» GIVEN EXERCISE
Every record that follows should be printed verbatim.

-- begin SUPPLIED ENTRIES --

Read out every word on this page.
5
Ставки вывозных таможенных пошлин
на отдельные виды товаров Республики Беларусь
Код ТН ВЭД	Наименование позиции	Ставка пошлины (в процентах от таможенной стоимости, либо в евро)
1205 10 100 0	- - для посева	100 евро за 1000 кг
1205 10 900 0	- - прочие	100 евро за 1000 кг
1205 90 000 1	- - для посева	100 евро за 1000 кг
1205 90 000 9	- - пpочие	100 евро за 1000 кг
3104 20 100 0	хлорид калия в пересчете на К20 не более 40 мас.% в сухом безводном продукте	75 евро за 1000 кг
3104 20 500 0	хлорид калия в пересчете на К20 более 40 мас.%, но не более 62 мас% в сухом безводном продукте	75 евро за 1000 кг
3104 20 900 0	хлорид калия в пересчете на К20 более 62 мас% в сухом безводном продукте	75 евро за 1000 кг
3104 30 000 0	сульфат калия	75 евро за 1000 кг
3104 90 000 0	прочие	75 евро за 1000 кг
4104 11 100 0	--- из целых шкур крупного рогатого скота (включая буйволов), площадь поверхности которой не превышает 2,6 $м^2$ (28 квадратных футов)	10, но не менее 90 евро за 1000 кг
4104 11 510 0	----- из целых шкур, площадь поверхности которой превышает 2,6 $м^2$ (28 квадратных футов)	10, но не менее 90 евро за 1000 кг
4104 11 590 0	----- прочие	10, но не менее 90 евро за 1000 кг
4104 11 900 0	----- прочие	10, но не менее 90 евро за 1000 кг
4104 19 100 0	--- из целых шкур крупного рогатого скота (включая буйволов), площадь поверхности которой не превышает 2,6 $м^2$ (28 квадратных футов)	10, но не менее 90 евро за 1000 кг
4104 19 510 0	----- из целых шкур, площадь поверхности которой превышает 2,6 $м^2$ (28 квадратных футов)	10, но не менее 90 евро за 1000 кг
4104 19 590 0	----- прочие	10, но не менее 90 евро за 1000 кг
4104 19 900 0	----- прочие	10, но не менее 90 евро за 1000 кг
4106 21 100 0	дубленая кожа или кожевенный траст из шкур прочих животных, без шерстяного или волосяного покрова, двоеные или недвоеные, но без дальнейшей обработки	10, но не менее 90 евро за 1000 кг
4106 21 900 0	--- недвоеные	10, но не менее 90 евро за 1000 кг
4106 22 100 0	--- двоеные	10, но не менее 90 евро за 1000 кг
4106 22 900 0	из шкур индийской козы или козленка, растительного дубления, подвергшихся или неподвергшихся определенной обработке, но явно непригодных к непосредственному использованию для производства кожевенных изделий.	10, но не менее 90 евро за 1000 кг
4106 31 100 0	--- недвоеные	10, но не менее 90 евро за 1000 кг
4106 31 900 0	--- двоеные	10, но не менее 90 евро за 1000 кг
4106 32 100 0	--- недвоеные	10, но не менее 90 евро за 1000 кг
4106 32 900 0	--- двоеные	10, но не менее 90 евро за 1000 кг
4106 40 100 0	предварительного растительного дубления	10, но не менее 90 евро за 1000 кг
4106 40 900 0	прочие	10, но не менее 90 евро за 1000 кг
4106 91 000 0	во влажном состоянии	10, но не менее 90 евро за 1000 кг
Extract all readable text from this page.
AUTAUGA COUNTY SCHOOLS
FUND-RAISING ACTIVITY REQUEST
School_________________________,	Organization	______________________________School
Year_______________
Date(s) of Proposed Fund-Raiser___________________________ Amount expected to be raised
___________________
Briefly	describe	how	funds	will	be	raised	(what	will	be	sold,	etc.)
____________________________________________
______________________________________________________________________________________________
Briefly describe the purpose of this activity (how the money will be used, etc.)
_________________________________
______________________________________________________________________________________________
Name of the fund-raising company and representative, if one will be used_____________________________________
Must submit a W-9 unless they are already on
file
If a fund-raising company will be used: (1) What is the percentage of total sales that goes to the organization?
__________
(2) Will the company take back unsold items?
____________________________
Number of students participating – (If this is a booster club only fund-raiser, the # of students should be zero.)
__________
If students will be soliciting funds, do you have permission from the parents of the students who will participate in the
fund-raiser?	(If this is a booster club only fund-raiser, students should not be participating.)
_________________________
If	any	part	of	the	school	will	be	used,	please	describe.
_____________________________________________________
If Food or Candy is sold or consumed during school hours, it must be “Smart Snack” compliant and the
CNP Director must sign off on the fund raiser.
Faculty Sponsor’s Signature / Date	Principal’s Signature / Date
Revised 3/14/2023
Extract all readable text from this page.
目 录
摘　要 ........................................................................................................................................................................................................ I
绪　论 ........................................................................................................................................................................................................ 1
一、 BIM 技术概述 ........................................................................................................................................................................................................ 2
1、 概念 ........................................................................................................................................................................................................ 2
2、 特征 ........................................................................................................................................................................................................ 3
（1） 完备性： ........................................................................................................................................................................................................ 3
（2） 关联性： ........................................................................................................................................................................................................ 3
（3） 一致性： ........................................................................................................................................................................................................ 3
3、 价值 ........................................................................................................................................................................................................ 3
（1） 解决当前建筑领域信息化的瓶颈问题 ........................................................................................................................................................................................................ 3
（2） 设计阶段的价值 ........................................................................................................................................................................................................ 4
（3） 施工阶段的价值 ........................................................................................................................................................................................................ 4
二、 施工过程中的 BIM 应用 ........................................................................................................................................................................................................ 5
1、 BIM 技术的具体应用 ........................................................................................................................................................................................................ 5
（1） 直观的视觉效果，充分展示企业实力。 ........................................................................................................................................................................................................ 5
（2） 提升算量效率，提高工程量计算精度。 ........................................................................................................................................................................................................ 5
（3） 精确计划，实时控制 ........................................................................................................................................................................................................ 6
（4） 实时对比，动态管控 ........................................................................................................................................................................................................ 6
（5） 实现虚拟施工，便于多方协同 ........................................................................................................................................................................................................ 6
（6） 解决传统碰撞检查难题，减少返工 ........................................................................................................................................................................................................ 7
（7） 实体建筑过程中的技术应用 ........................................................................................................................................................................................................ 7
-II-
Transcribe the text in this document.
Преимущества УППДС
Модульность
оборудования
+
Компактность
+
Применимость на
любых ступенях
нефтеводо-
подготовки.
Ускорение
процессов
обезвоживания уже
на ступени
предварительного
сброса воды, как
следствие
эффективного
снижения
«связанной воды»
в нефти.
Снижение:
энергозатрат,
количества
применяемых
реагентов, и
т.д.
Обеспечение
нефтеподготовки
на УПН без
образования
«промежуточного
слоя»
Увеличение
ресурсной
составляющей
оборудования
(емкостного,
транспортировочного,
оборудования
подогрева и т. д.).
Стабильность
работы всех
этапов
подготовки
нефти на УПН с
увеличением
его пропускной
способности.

-- end SUPPLIED ENTRIES --

» RESPONSE
Read out every word on this page.
5
Ставки вывозных таможенных пошлин
на отдельные виды товаров Республики Беларусь
Код ТН ВЭД	Наименование позиции	Ставка пошлины (в процентах от таможенной стоимости, либо в евро)
1205 10 100 0	- - для посева	100 евро за 1000 кг
1205 10 900 0	- - прочие	100 евро за 1000 кг
1205 90 000 1	- - для посева	100 евро за 1000 кг
1205 90 000 9	- - пpочие	100 евро за 1000 кг
3104 20 100 0	хлорид калия в пересчете на К20 не более 40 мас.% в сухом безводном продукте	75 евро за 1000 кг
3104 20 500 0	хлорид калия в пересчете на К20 более 40 мас.%, но не более 62 мас% в сухом безводном продукте	75 евро за 1000 кг
3104 20 900 0	хлорид калия в пересчете на К20 более 62 мас% в сухом безводном продукте	75 евро за 1000 кг
3104 30 000 0	сульфат калия	75 евро за 1000 кг
3104 90 000 0	прочие	75 евро за 1000 кг
4104 11 100 0	--- из целых шкур крупного рогатого скота (включая буйволов), площадь поверхности которой не превышает 2,6 $м^2$ (28 квадратных футов)	10, но не менее 90 евро за 1000 кг
4104 11 510 0	----- из целых шкур, площадь поверхности которой превышает 2,6 $м^2$ (28 квадратных футов)	10, но не менее 90 евро за 1000 кг
4104 11 590 0	----- прочие	10, но не менее 90 евро за 1000 кг
4104 11 900 0	----- прочие	10, но не менее 90 евро за 1000 кг
4104 19 100 0	--- из целых шкур крупного рогатого скота (включая буйволов), площадь поверхности которой не превышает 2,6 $м^2$ (28 квадратных футов)	10, но не менее 90 евро за 1000 кг
4104 19 510 0	----- из целых шкур, площадь поверхности которой превышает 2,6 $м^2$ (28 квадратных футов)	10, но не менее 90 евро за 1000 кг
4104 19 590 0	----- прочие	10, но не менее 90 евро за 1000 кг
4104 19 900 0	----- прочие	10, но не менее 90 евро за 1000 кг
4106 21 100 0	дубленая кожа или кожевенный траст из шкур прочих животных, без шерстяного или волосяного покрова, двоеные или недвоеные, но без дальнейшей обработки	10, но не менее 90 евро за 1000 кг
4106 21 900 0	--- недвоеные	10, но не менее 90 евро за 1000 кг
4106 22 100 0	--- двоеные	10, но не менее 90 евро за 1000 кг
4106 22 900 0	из шкур индийской козы или козленка, растительного дубления, подвергшихся или неподвергшихся определенной обработке, но явно непригодных к непосредственному использованию для производства кожевенных изделий.	10, но не менее 90 евро за 1000 кг
4106 31 100 0	--- недвоеные	10, но не менее 90 евро за 1000 кг
4106 31 900 0	--- двоеные	10, но не менее 90 евро за 1000 кг
4106 32 100 0	--- недвоеные	10, но не менее 90 евро за 1000 кг
4106 32 900 0	--- двоеные	10, но не менее 90 евро за 1000 кг
4106 40 100 0	предварительного растительного дубления	10, но не менее 90 евро за 1000 кг
4106 40 900 0	прочие	10, но не менее 90 евро за 1000 кг
4106 91 000 0	во влажном состоянии	10, но не менее 90 евро за 1000 кг
Extract all readable text from this page.
AUTAUGA COUNTY SCHOOLS
FUND-RAISING ACTIVITY REQUEST
School_________________________,	Organization	______________________________School
Year_______________
Date(s) of Proposed Fund-Raiser___________________________ Amount expected to be raised
___________________
Briefly	describe	how	funds	will	be	raised	(what	will	be	sold,	etc.)
____________________________________________
______________________________________________________________________________________________
Briefly describe the purpose of this activity (how the money will be used, etc.)
_________________________________
______________________________________________________________________________________________
Name of the fund-raising company and representative, if one will be used_____________________________________
Must submit a W-9 unless they are already on
file
If a fund-raising company will be used: (1) What is the percentage of total sales that goes to the organization?
__________
(2) Will the company take back unsold items?
____________________________
Number of students participating – (If this is a booster club only fund-raiser, the # of students should be zero.)
__________
If students will be soliciting funds, do you have permission from the parents of the students who will participate in the
fund-raiser?	(If this is a booster club only fund-raiser, students should not be participating.)
_________________________
If	any	part	of	the	school	will	be	used,	please	describe.
_____________________________________________________
If Food or Candy is sold or consumed during school hours, it must be “Smart Snack” compliant and the
CNP Director must sign off on the fund raiser.
Faculty Sponsor’s Signature / Date	Principal’s Signature / Date
Revised 3/14/2023
Extract all readable text from this page.
目 录
摘　要 ........................................................................................................................................................................................................ I
绪　论 ........................................................................................................................................................................................................ 1
一、 BIM 技术概述 ........................................................................................................................................................................................................ 2
1、 概念 ........................................................................................................................................................................................................ 2
2、 特征 ........................................................................................................................................................................................................ 3
（1） 完备性： ........................................................................................................................................................................................................ 3
（2） 关联性： ........................................................................................................................................................................................................ 3
（3） 一致性： ........................................................................................................................................................................................................ 3
3、 价值 ........................................................................................................................................................................................................ 3
（1） 解决当前建筑领域信息化的瓶颈问题 ........................................................................................................................................................................................................ 3
（2） 设计阶段的价值 ........................................................................................................................................................................................................ 4
（3） 施工阶段的价值 ........................................................................................................................................................................................................ 4
二、 施工过程中的 BIM 应用 ........................................................................................................................................................................................................ 5
1、 BIM 技术的具体应用 ........................................................................................................................................................................................................ 5
（1） 直观的视觉效果，充分展示企业实力。 ........................................................................................................................................................................................................ 5
（2） 提升算量效率，提高工程量计算精度。 ........................................................................................................................................................................................................ 5
（3） 精确计划，实时控制 ........................................................................................................................................................................................................ 6
（4） 实时对比，动态管控 ........................................................................................................................................................................................................ 6
（5） 实现虚拟施工，便于多方协同 ........................................................................................................................................................................................................ 6
（6） 解决传统碰撞检查难题，减少返工 ........................................................................................................................................................................................................ 7
（7） 实体建筑过程中的技术应用 ........................................................................................................................................................................................................ 7
-II-
Transcribe the text in this document.
Преимущества УППДС
Модульность
оборудования
+
Компактность
+
Применимость на
любых ступенях
нефтеводо-
подготовки.
Ускорение
процессов
обезвоживания уже
на ступени
предварительного
сброса воды, как
следствие
эффективного
снижения
«связанной воды»
в нефти.
Снижение:
энергозатрат,
количества
применяемых
реагентов, и
т.д.
Обеспечение
нефтеподготовки
на УПН без
образования
«промежуточного
слоя»
Увеличение
ресурсной
составляющей
оборудования
(емкостного,
транспортировочного,
оборудования
подогрева и т. д.).
Стабильность
работы всех
этапов
подготовки
нефти на УПН с
увеличением
его пропускной
способности.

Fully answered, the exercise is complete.